== DATASET EXCERPTS

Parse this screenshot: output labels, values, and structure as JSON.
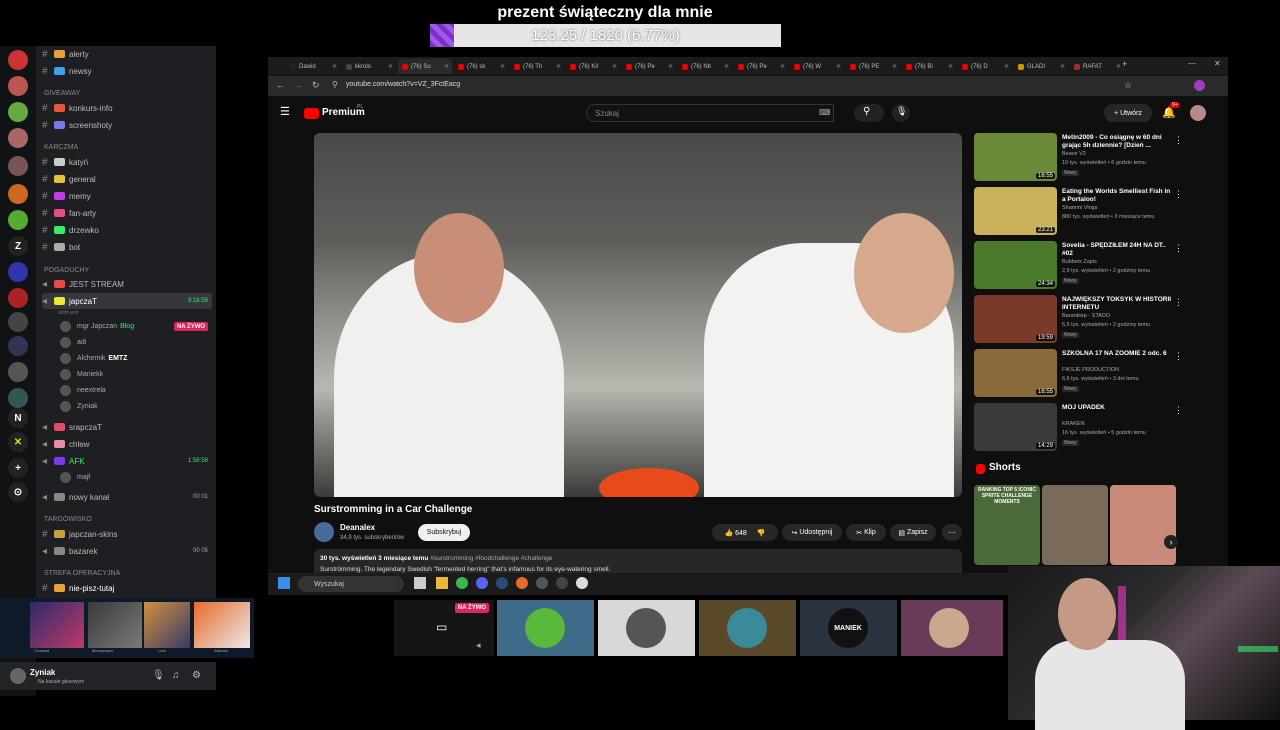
{
  "donation": {
    "title": "prezent świąteczny dla mnie",
    "progress_text": "123.25 / 1820 (6.77%)",
    "progress_fraction": 0.0677
  },
  "discord": {
    "channels": [
      {
        "label": "alerty",
        "color": "#e8a13a"
      },
      {
        "label": "newsy",
        "color": "#3aa0e8"
      },
      {
        "label": "konkurs-info",
        "color": "#e8563a"
      },
      {
        "label": "screenshoty",
        "color": "#7a7ae8"
      },
      {
        "label": "katyń",
        "color": "#cccccc"
      },
      {
        "label": "general",
        "color": "#e8c13a"
      },
      {
        "label": "memy",
        "color": "#c13ae8"
      },
      {
        "label": "fan-arty",
        "color": "#e84a8a"
      },
      {
        "label": "drzewko",
        "color": "#3ae86a"
      },
      {
        "label": "bot",
        "color": "#aaaaaa"
      }
    ],
    "categories": {
      "giveaway": "GIVEAWAY",
      "karczma": "KARCZMA",
      "pogaduchy": "POGADUCHY",
      "targowisko": "TARGOWISKO",
      "strefa": "STREFA OPERACYJNA"
    },
    "voice": {
      "jest_stream": "JEST STREAM",
      "japczat": "japczaT",
      "japczat_time": "9:18:59",
      "japczat_sub": "strim jest",
      "users": [
        "mgr Japczan",
        "adi",
        "Alchemik",
        "Maniekk",
        "neextrela",
        "Zyniak"
      ],
      "live_badge": "NA ŻYWO",
      "user_tag_1": "Błog",
      "user_tag_2": "EMTZ",
      "srapczat": "srapczaT",
      "chlew": "chlew",
      "afk": "AFK",
      "afk_time": "1:58:58",
      "afk_user": "majf",
      "nowy_kanal": "nowy kanał",
      "nowy_kanal_count": "00 01",
      "japczan_skins": "japczan-skins",
      "bazarek": "bazarek",
      "bazarek_count": "00 05",
      "nie_pisz": "nie-pisz-tutaj"
    },
    "weapon_labels": [
      "Crushed",
      "Monopopeo",
      "Lore",
      "Asiimov"
    ],
    "user_panel": {
      "name": "Zyniak",
      "status": "Na kanale głosowym"
    }
  },
  "browser": {
    "tabs": [
      "Dawid",
      "kkrolo",
      "(76) Su",
      "(76) sk",
      "(76) Th",
      "(76) Kil",
      "(76) Pe",
      "(76) Nb",
      "(76) Pe",
      "(76) W",
      "(76) PE",
      "(76) Bi",
      "(76) D",
      "GLADI",
      "RAFAT"
    ],
    "url": "youtube.com/watch?v=VZ_3FctEacg",
    "yt": {
      "logo": "Premium",
      "logo_sup": "PL",
      "search_placeholder": "Szukaj",
      "create": "Utwórz",
      "notif_count": "9+",
      "video_title": "Surstromming in a Car Challenge",
      "channel": "Deanalex",
      "subs": "34,9 tys. subskrybentów",
      "subscribe": "Subskrybuj",
      "likes": "648",
      "share": "Udostępnij",
      "clip": "Klip",
      "save": "Zapisz",
      "desc_meta": "30 tys. wyświetleń  3 miesiące temu",
      "desc_tags": "#surstromming #foodchallenge #challenge",
      "desc_text": "Surströmming. The legendary Swedish \"fermented herring\" that's infamous for its eye-watering smell.",
      "recommendations": [
        {
          "title": "Metin2009 - Co osiągnę w 60 dni grając 5h dziennie? [Dzień ...",
          "channel": "Beave V2",
          "views": "10 tys. wyświetleń • 6 godzin temu",
          "badge": "Nowy",
          "duration": "16:55",
          "color": "#6a8a3a"
        },
        {
          "title": "Eating the Worlds Smelliest Fish in a Portaloo!",
          "channel": "Shammi Vlogs",
          "views": "880 tys. wyświetleń • 3 miesiące temu",
          "badge": "",
          "duration": "23:21",
          "color": "#c9b25a"
        },
        {
          "title": "Sovelia - SPĘDZIŁEM 24H NA DT.. #02",
          "channel": "Bubbeix Zapis",
          "views": "2,9 tys. wyświetleń • 2 godziny temu",
          "badge": "Nowy",
          "duration": "24:34",
          "color": "#4a7a2a"
        },
        {
          "title": "NAJWIĘKSZY TOKSYK W HISTORII INTERNETU",
          "channel": "Barankiep - STADO",
          "views": "5,5 tys. wyświetleń • 2 godziny temu",
          "badge": "Nowy",
          "duration": "19:59",
          "color": "#7a3a2a"
        },
        {
          "title": "SZKOLNA 17 NA ZOOMIE 2 odc. 6",
          "channel": "FIKSJE PRODUCTION",
          "views": "6,6 tys. wyświetleń • 3 dni temu",
          "badge": "Nowy",
          "duration": "16:55",
          "color": "#8a6a3a"
        },
        {
          "title": "MÓJ UPADEK",
          "channel": "KRAKEN",
          "views": "16 tys. wyświetleń • 5 godzin temu",
          "badge": "Nowy",
          "duration": "14:29",
          "color": "#3a3a3a"
        }
      ],
      "shorts_title": "Shorts",
      "shorts": [
        {
          "label": "RANKING TOP 5 ICONIC SPRITE CHALLENGE MOMENTS",
          "color": "#4a6a3a"
        },
        {
          "label": "",
          "color": "#7a6a5a"
        },
        {
          "label": "",
          "color": "#c98a7a"
        }
      ]
    },
    "taskbar_search": "Wyszukaj"
  },
  "stream_tiles": [
    {
      "name": "live-tile",
      "color": "#151515",
      "label": ""
    },
    {
      "name": "frog-tile",
      "color": "#3d6b88",
      "label": ""
    },
    {
      "name": "car-tile",
      "color": "#d8d8d8",
      "label": ""
    },
    {
      "name": "person-tile",
      "color": "#5a4a2a",
      "label": ""
    },
    {
      "name": "maniek-tile",
      "color": "#2b3340",
      "label": "MANIEK"
    },
    {
      "name": "face-tile",
      "color": "#6a3a5a",
      "label": ""
    }
  ]
}
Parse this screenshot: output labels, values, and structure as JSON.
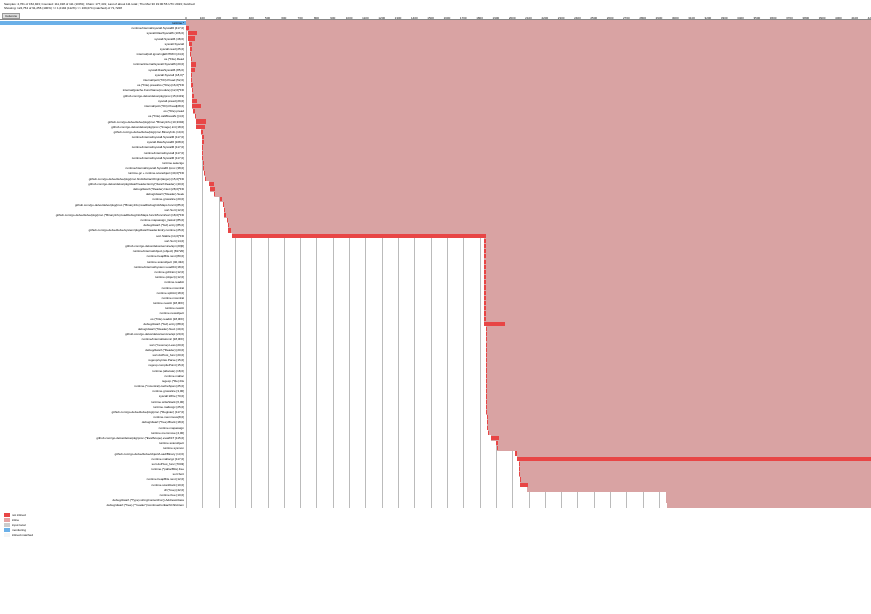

====

● **WRITTEN REQUEST**: Give back each entry exactly as it appears, with no pictures.

● **OUTPUT OF THE TASK**:
Parse this screenshot: output labels, values, and structure as JSON.
{
  "donation": {
    "title": "prezent świąteczny dla mnie",
    "progress_text": "123.25 / 1820 (6.77%)",
    "progress_fraction": 0.0677
  },
  "discord": {
    "channels": [
      {
        "label": "alerty",
        "color": "#e8a13a"
      },
      {
        "label": "newsy",
        "color": "#3aa0e8"
      },
      {
        "label": "konkurs-info",
        "color": "#e8563a"
      },
      {
        "label": "screenshoty",
        "color": "#7a7ae8"
      },
      {
        "label": "katyń",
        "color": "#cccccc"
      },
      {
        "label": "general",
        "color": "#e8c13a"
      },
      {
        "label": "memy",
        "color": "#c13ae8"
      },
      {
        "label": "fan-arty",
        "color": "#e84a8a"
      },
      {
        "label": "drzewko",
        "color": "#3ae86a"
      },
      {
        "label": "bot",
        "color": "#aaaaaa"
      }
    ],
    "categories": {
      "giveaway": "GIVEAWAY",
      "karczma": "KARCZMA",
      "pogaduchy": "POGADUCHY",
      "targowisko": "TARGOWISKO",
      "strefa": "STREFA OPERACYJNA"
    },
    "voice": {
      "jest_stream": "JEST STREAM",
      "japczat": "japczaT",
      "japczat_time": "9:18:59",
      "japczat_sub": "strim jest",
      "users": [
        "mgr Japczan",
        "adi",
        "Alchemik",
        "Maniekk",
        "neextrela",
        "Zyniak"
      ],
      "live_badge": "NA ŻYWO",
      "user_tag_1": "Błog",
      "user_tag_2": "EMTZ",
      "srapczat": "srapczaT",
      "chlew": "chlew",
      "afk": "AFK",
      "afk_time": "1:58:58",
      "afk_user": "majf",
      "nowy_kanal": "nowy kanał",
      "nowy_kanal_count": "00 01",
      "japczan_skins": "japczan-skins",
      "bazarek": "bazarek",
      "bazarek_count": "00 05",
      "nie_pisz": "nie-pisz-tutaj"
    },
    "weapon_labels": [
      "Crushed",
      "Monopopeo",
      "Lore",
      "Asiimov"
    ],
    "user_panel": {
      "name": "Zyniak",
      "status": "Na kanale głosowym"
    }
  },
  "browser": {
    "tabs": [
      "Dawid",
      "kkrolo",
      "(76) Su",
      "(76) sk",
      "(76) Th",
      "(76) Kil",
      "(76) Pe",
      "(76) Nb",
      "(76) Pe",
      "(76) W",
      "(76) PE",
      "(76) Bi",
      "(76) D",
      "GLADI",
      "RAFAT"
    ],
    "url": "youtube.com/watch?v=VZ_3FctEacg",
    "yt": {
      "logo": "Premium",
      "logo_sup": "PL",
      "search_placeholder": "Szukaj",
      "create": "Utwórz",
      "notif_count": "9+",
      "video_title": "Surstromming in a Car Challenge",
      "channel": "Deanalex",
      "subs": "34,9 tys. subskrybentów",
      "subscribe": "Subskrybuj",
      "likes": "648",
      "share": "Udostępnij",
      "clip": "Klip",
      "save": "Zapisz",
      "desc_meta": "30 tys. wyświetleń  3 miesiące temu",
      "desc_tags": "#surstromming #foodchallenge #challenge",
      "desc_text": "Surströmming. The legendary Swedish \"fermented herring\" that's infamous for its eye-watering smell.",
      "recommendations": [
        {
          "title": "Metin2009 - Co osiągnę w 60 dni grając 5h dziennie? [Dzień ...",
          "channel": "Beave V2",
          "views": "10 tys. wyświetleń • 6 godzin temu",
          "badge": "Nowy",
          "duration": "16:55",
          "color": "#6a8a3a"
        },
        {
          "title": "Eating the Worlds Smelliest Fish in a Portaloo!",
          "channel": "Shammi Vlogs",
          "views": "880 tys. wyświetleń • 3 miesiące temu",
          "badge": "",
          "duration": "23:21",
          "color": "#c9b25a"
        },
        {
          "title": "Sovelia - SPĘDZIŁEM 24H NA DT.. #02",
          "channel": "Bubbeix Zapis",
          "views": "2,9 tys. wyświetleń • 2 godziny temu",
          "badge": "Nowy",
          "duration": "24:34",
          "color": "#4a7a2a"
        },
        {
          "title": "NAJWIĘKSZY TOKSYK W HISTORII INTERNETU",
          "channel": "Barankiep - STADO",
          "views": "5,5 tys. wyświetleń • 2 godziny temu",
          "badge": "Nowy",
          "duration": "19:59",
          "color": "#7a3a2a"
        },
        {
          "title": "SZKOLNA 17 NA ZOOMIE 2 odc. 6",
          "channel": "FIKSJE PRODUCTION",
          "views": "6,6 tys. wyświetleń • 3 dni temu",
          "badge": "Nowy",
          "duration": "16:55",
          "color": "#8a6a3a"
        },
        {
          "title": "MÓJ UPADEK",
          "channel": "KRAKEN",
          "views": "16 tys. wyświetleń • 5 godzin temu",
          "badge": "Nowy",
          "duration": "14:29",
          "color": "#3a3a3a"
        }
      ],
      "shorts_title": "Shorts",
      "shorts": [
        {
          "label": "RANKING TOP 5 ICONIC SPRITE CHALLENGE MOMENTS",
          "color": "#4a6a3a"
        },
        {
          "label": "",
          "color": "#7a6a5a"
        },
        {
          "label": "",
          "color": "#c98a7a"
        }
      ]
    },
    "taskbar_search": "Wyszukaj"
  },
  "stream_tiles": [
    {
      "name": "live-tile",
      "color": "#151515",
      "label": ""
    },
    {
      "name": "frog-tile",
      "color": "#3d6b88",
      "label": ""
    },
    {
      "name": "car-tile",
      "color": "#d8d8d8",
      "label": ""
    },
    {
      "name": "person-tile",
      "color": "#5a4a2a",
      "label": ""
    },
    {
      "name": "maniek-tile",
      "color": "#2b3340",
      "label": "MANIEK"
    },
    {
      "name": "face-tile",
      "color": "#6a3a5a",
      "label": ""
    }
  ]
}
Parse this screenshot: output labels, values, and structure as JSON.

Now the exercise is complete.